● Data provided:
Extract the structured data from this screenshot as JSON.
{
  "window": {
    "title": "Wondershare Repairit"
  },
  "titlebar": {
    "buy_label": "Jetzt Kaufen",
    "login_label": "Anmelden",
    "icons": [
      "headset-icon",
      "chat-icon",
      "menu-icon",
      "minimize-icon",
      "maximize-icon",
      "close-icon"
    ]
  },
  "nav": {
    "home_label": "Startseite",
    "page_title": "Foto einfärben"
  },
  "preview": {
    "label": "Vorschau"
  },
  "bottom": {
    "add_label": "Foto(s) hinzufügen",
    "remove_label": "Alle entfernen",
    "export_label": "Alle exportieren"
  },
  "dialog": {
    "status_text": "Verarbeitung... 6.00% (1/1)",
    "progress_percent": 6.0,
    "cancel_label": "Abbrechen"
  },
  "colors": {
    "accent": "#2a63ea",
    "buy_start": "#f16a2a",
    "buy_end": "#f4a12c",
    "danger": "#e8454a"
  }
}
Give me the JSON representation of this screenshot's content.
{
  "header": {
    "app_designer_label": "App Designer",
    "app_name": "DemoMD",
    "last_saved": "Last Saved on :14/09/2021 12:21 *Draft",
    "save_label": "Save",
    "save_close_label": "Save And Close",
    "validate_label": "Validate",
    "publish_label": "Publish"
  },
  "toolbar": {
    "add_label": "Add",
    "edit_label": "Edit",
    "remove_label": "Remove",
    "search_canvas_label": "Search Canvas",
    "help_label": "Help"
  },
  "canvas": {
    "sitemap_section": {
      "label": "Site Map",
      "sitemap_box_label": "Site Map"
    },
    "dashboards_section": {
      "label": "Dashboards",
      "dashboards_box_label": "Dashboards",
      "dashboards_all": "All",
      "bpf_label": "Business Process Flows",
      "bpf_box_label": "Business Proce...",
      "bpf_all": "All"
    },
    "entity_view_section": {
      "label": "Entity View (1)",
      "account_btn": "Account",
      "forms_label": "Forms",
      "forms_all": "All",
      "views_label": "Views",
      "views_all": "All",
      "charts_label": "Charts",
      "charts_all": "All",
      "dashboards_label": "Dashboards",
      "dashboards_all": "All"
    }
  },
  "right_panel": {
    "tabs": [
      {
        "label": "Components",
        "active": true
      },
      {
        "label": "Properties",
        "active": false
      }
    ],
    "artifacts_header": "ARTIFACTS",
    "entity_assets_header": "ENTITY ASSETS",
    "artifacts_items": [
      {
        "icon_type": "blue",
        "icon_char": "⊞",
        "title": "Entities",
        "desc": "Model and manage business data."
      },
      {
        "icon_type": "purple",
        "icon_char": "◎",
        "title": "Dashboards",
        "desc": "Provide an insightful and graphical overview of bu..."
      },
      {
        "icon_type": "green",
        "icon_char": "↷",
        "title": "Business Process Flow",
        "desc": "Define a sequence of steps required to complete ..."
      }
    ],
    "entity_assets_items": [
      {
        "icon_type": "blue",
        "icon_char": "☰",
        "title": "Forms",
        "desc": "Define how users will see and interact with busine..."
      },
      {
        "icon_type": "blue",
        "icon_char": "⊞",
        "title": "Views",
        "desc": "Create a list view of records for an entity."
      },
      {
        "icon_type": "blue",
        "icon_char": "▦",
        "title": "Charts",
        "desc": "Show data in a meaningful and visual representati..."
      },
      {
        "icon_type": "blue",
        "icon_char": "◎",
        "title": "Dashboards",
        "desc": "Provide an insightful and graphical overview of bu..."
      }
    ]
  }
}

● Task: Output the listing above exactly as it appears.

● Completed task:
Extract the structured data from this screenshot as JSON.
{
  "window": {
    "title": "Wondershare Repairit"
  },
  "titlebar": {
    "buy_label": "Jetzt Kaufen",
    "login_label": "Anmelden",
    "icons": [
      "headset-icon",
      "chat-icon",
      "menu-icon",
      "minimize-icon",
      "maximize-icon",
      "close-icon"
    ]
  },
  "nav": {
    "home_label": "Startseite",
    "page_title": "Foto einfärben"
  },
  "preview": {
    "label": "Vorschau"
  },
  "bottom": {
    "add_label": "Foto(s) hinzufügen",
    "remove_label": "Alle entfernen",
    "export_label": "Alle exportieren"
  },
  "dialog": {
    "status_text": "Verarbeitung... 6.00% (1/1)",
    "progress_percent": 6.0,
    "cancel_label": "Abbrechen"
  },
  "colors": {
    "accent": "#2a63ea",
    "buy_start": "#f16a2a",
    "buy_end": "#f4a12c",
    "danger": "#e8454a"
  }
}
Give me the JSON representation of this screenshot's content.
{
  "header": {
    "app_designer_label": "App Designer",
    "app_name": "DemoMD",
    "last_saved": "Last Saved on :14/09/2021 12:21 *Draft",
    "save_label": "Save",
    "save_close_label": "Save And Close",
    "validate_label": "Validate",
    "publish_label": "Publish"
  },
  "toolbar": {
    "add_label": "Add",
    "edit_label": "Edit",
    "remove_label": "Remove",
    "search_canvas_label": "Search Canvas",
    "help_label": "Help"
  },
  "canvas": {
    "sitemap_section": {
      "label": "Site Map",
      "sitemap_box_label": "Site Map"
    },
    "dashboards_section": {
      "label": "Dashboards",
      "dashboards_box_label": "Dashboards",
      "dashboards_all": "All",
      "bpf_label": "Business Process Flows",
      "bpf_box_label": "Business Proce...",
      "bpf_all": "All"
    },
    "entity_view_section": {
      "label": "Entity View (1)",
      "account_btn": "Account",
      "forms_label": "Forms",
      "forms_all": "All",
      "views_label": "Views",
      "views_all": "All",
      "charts_label": "Charts",
      "charts_all": "All",
      "dashboards_label": "Dashboards",
      "dashboards_all": "All"
    }
  },
  "right_panel": {
    "tabs": [
      {
        "label": "Components",
        "active": true
      },
      {
        "label": "Properties",
        "active": false
      }
    ],
    "artifacts_header": "ARTIFACTS",
    "entity_assets_header": "ENTITY ASSETS",
    "artifacts_items": [
      {
        "icon_type": "blue",
        "icon_char": "⊞",
        "title": "Entities",
        "desc": "Model and manage business data."
      },
      {
        "icon_type": "purple",
        "icon_char": "◎",
        "title": "Dashboards",
        "desc": "Provide an insightful and graphical overview of bu..."
      },
      {
        "icon_type": "green",
        "icon_char": "↷",
        "title": "Business Process Flow",
        "desc": "Define a sequence of steps required to complete ..."
      }
    ],
    "entity_assets_items": [
      {
        "icon_type": "blue",
        "icon_char": "☰",
        "title": "Forms",
        "desc": "Define how users will see and interact with busine..."
      },
      {
        "icon_type": "blue",
        "icon_char": "⊞",
        "title": "Views",
        "desc": "Create a list view of records for an entity."
      },
      {
        "icon_type": "blue",
        "icon_char": "▦",
        "title": "Charts",
        "desc": "Show data in a meaningful and visual representati..."
      },
      {
        "icon_type": "blue",
        "icon_char": "◎",
        "title": "Dashboards",
        "desc": "Provide an insightful and graphical overview of bu..."
      }
    ]
  }
}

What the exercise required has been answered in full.